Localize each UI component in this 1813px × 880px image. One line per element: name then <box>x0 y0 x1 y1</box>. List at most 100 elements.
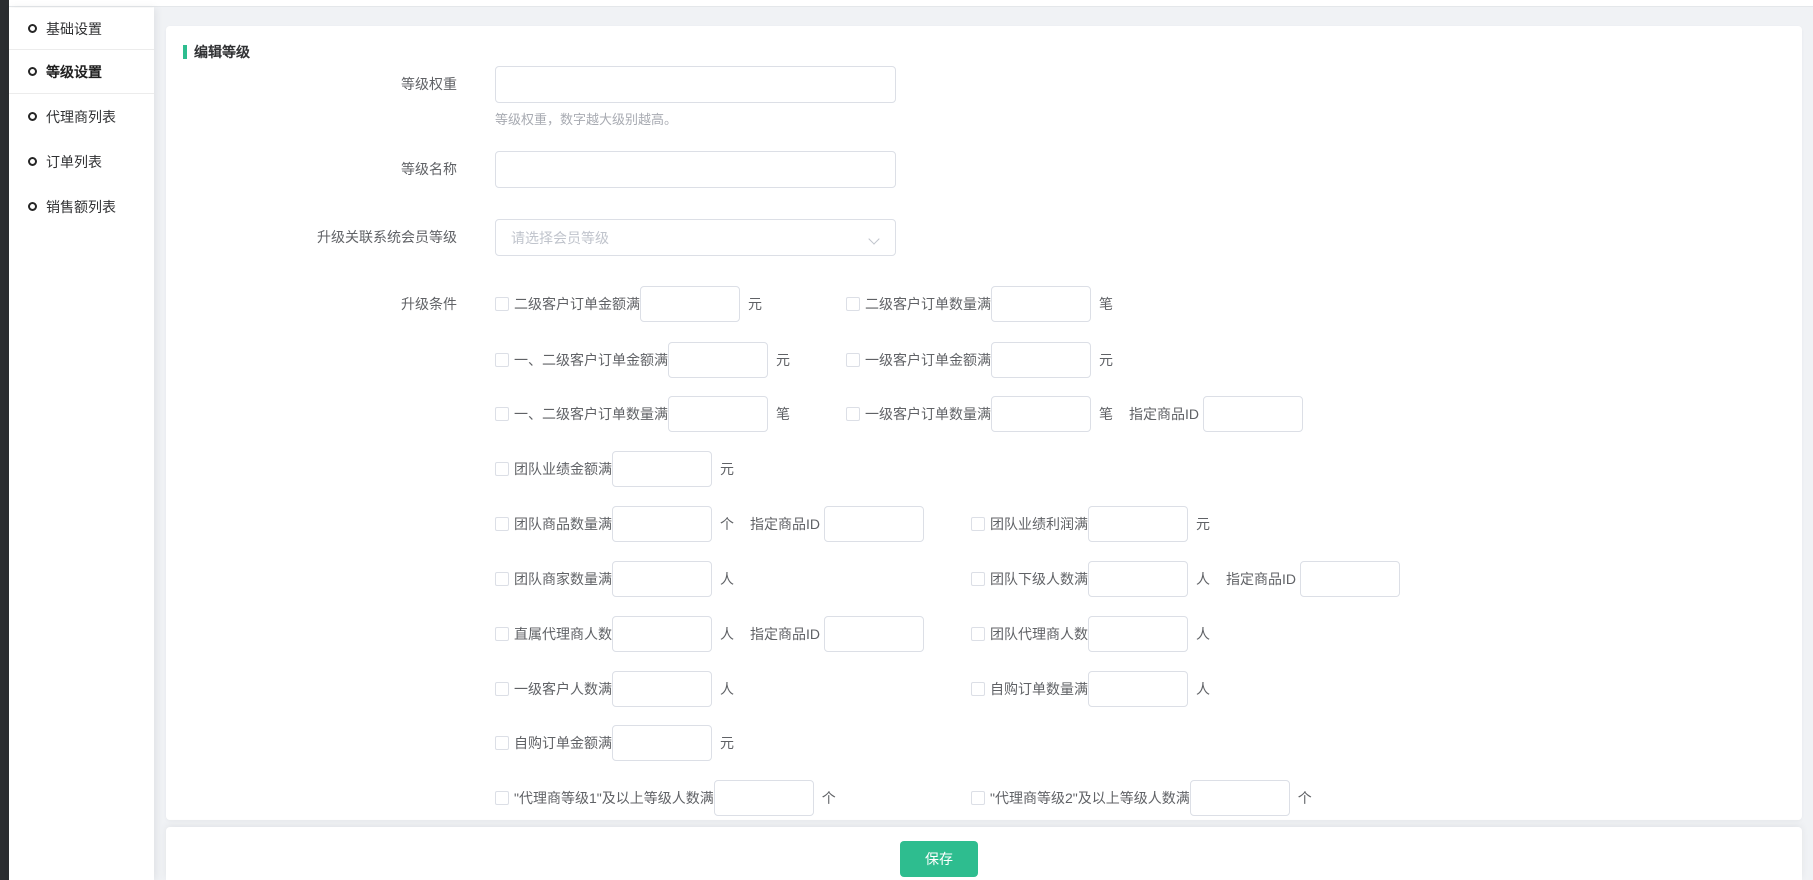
product-id-input[interactable] <box>824 616 924 652</box>
condition-value-input[interactable] <box>1088 616 1188 652</box>
condition-value-input[interactable] <box>612 725 712 761</box>
condition-value-input[interactable] <box>612 671 712 707</box>
section-header: 编辑等级 <box>183 42 250 62</box>
condition-value-input[interactable] <box>612 451 712 487</box>
condition-unit: 元 <box>720 733 734 753</box>
condition-value-input[interactable] <box>1088 671 1188 707</box>
condition-row: 团队商品数量满个指定商品ID团队业绩利润满元 <box>495 506 1695 542</box>
condition-checkbox[interactable] <box>495 791 509 805</box>
sidebar-item-3[interactable]: 订单列表 <box>9 139 154 184</box>
condition-item: 团队代理商人数人 <box>971 616 1210 652</box>
condition-item: 自购订单数量满人 <box>971 671 1210 707</box>
condition-checkbox[interactable] <box>971 572 985 586</box>
condition-unit: 人 <box>720 569 734 589</box>
product-id-input[interactable] <box>824 506 924 542</box>
form-footer-bar: 保存 <box>166 827 1802 880</box>
condition-label: 团队业绩利润满 <box>990 514 1088 534</box>
condition-value-input[interactable] <box>991 342 1091 378</box>
condition-value-input[interactable] <box>1088 506 1188 542</box>
product-id-input[interactable] <box>1300 561 1400 597</box>
condition-unit: 元 <box>720 459 734 479</box>
condition-value-input[interactable] <box>714 780 814 816</box>
condition-item: "代理商等级2"及以上等级人数满 个 <box>971 780 1312 816</box>
condition-row: 一、二级客户订单数量满笔一级客户订单数量满笔指定商品ID <box>495 396 1695 432</box>
condition-value-input[interactable] <box>991 396 1091 432</box>
sidebar-item-label: 等级设置 <box>46 62 102 82</box>
settings-sidebar: 基础设置等级设置代理商列表订单列表销售额列表 <box>9 8 154 880</box>
condition-checkbox[interactable] <box>846 297 860 311</box>
sidebar-item-0[interactable]: 基础设置 <box>9 8 154 50</box>
sidebar-item-label: 订单列表 <box>46 152 102 172</box>
condition-checkbox[interactable] <box>495 736 509 750</box>
condition-checkbox[interactable] <box>495 627 509 641</box>
condition-item: 团队业绩利润满元 <box>971 506 1210 542</box>
condition-item: 自购订单金额满元 <box>495 725 734 761</box>
condition-checkbox[interactable] <box>846 407 860 421</box>
upgrade-conditions-label: 升级条件 <box>166 286 457 322</box>
condition-checkbox[interactable] <box>971 517 985 531</box>
condition-unit: 人 <box>720 624 734 644</box>
condition-item: 一、二级客户订单数量满笔 <box>495 396 790 432</box>
page-title: 编辑等级 <box>194 42 250 62</box>
condition-item: 一级客户订单金额满元 <box>846 342 1113 378</box>
save-button[interactable]: 保存 <box>900 841 978 877</box>
condition-value-input[interactable] <box>612 616 712 652</box>
circle-icon <box>28 112 37 121</box>
condition-value-input[interactable] <box>640 286 740 322</box>
condition-unit: 元 <box>776 350 790 370</box>
sidebar-item-4[interactable]: 销售额列表 <box>9 184 154 229</box>
condition-label: "代理商等级1"及以上等级人数满 <box>514 788 714 808</box>
condition-checkbox[interactable] <box>971 627 985 641</box>
condition-unit: 个 <box>720 514 734 534</box>
condition-checkbox[interactable] <box>495 682 509 696</box>
condition-row: 自购订单金额满元 <box>495 725 1695 761</box>
condition-value-input[interactable] <box>991 286 1091 322</box>
condition-label: 一级客户订单数量满 <box>865 404 991 424</box>
circle-icon <box>28 24 37 33</box>
sidebar-item-1[interactable]: 等级设置 <box>9 50 154 94</box>
condition-label: "代理商等级2"及以上等级人数满 <box>990 788 1190 808</box>
condition-value-input[interactable] <box>1088 561 1188 597</box>
condition-unit: 笔 <box>776 404 790 424</box>
condition-value-input[interactable] <box>668 342 768 378</box>
condition-item: 一、二级客户订单金额满元 <box>495 342 790 378</box>
condition-label: 直属代理商人数 <box>514 624 612 644</box>
condition-checkbox[interactable] <box>495 572 509 586</box>
condition-item: 团队商家数量满 人 <box>495 561 734 597</box>
condition-unit: 个 <box>1298 788 1312 808</box>
level-weight-input[interactable] <box>495 66 896 103</box>
condition-label: 一级客户人数满 <box>514 679 612 699</box>
member-level-select[interactable]: 请选择会员等级 <box>495 219 896 256</box>
condition-unit: 笔 <box>1099 294 1113 314</box>
condition-label: 团队商家数量满 <box>514 569 612 589</box>
condition-label: 二级客户订单数量满 <box>865 294 991 314</box>
condition-value-input[interactable] <box>612 506 712 542</box>
condition-row: 二级客户订单金额满元二级客户订单数量满笔 <box>495 286 1695 322</box>
product-id-input[interactable] <box>1203 396 1303 432</box>
condition-value-input[interactable] <box>612 561 712 597</box>
main-content-area: 编辑等级 等级权重 等级权重，数字越大级别越高。 等级名称 升级关联系统会员等级… <box>154 7 1813 880</box>
member-level-placeholder: 请选择会员等级 <box>511 228 870 248</box>
condition-item: 二级客户订单数量满 笔 <box>846 286 1113 322</box>
condition-checkbox[interactable] <box>495 462 509 476</box>
condition-label: 二级客户订单金额满 <box>514 294 640 314</box>
condition-label: 团队代理商人数 <box>990 624 1088 644</box>
condition-unit: 笔 <box>1099 404 1113 424</box>
condition-checkbox[interactable] <box>495 297 509 311</box>
level-name-input[interactable] <box>495 151 896 188</box>
condition-checkbox[interactable] <box>971 682 985 696</box>
condition-item: 一级客户人数满人 <box>495 671 734 707</box>
circle-icon <box>28 67 37 76</box>
condition-item: 一级客户订单数量满笔指定商品ID <box>846 396 1303 432</box>
condition-checkbox[interactable] <box>495 353 509 367</box>
collapsed-dark-edge <box>0 0 9 880</box>
condition-checkbox[interactable] <box>495 517 509 531</box>
condition-row: "代理商等级1"及以上等级人数满个 "代理商等级2"及以上等级人数满 个 <box>495 780 1695 816</box>
condition-checkbox[interactable] <box>495 407 509 421</box>
condition-item: "代理商等级1"及以上等级人数满个 <box>495 780 836 816</box>
condition-value-input[interactable] <box>1190 780 1290 816</box>
condition-checkbox[interactable] <box>846 353 860 367</box>
condition-value-input[interactable] <box>668 396 768 432</box>
condition-checkbox[interactable] <box>971 791 985 805</box>
sidebar-item-2[interactable]: 代理商列表 <box>9 94 154 139</box>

### [WHAT IS NEEDED]
Copy out the lines of the material verbatim, starting at the line that contains "product-id-input[interactable] <box>824 616" and ending at the line that contains "condition-unit: 元 <box>720 733 734 753</box>", with both of those lines included.

### [ANSWER]
product-id-input[interactable] <box>824 616 924 652</box>
condition-value-input[interactable] <box>1088 616 1188 652</box>
condition-value-input[interactable] <box>612 725 712 761</box>
condition-value-input[interactable] <box>612 671 712 707</box>
section-header: 编辑等级 <box>183 42 250 62</box>
condition-value-input[interactable] <box>612 451 712 487</box>
condition-unit: 元 <box>720 733 734 753</box>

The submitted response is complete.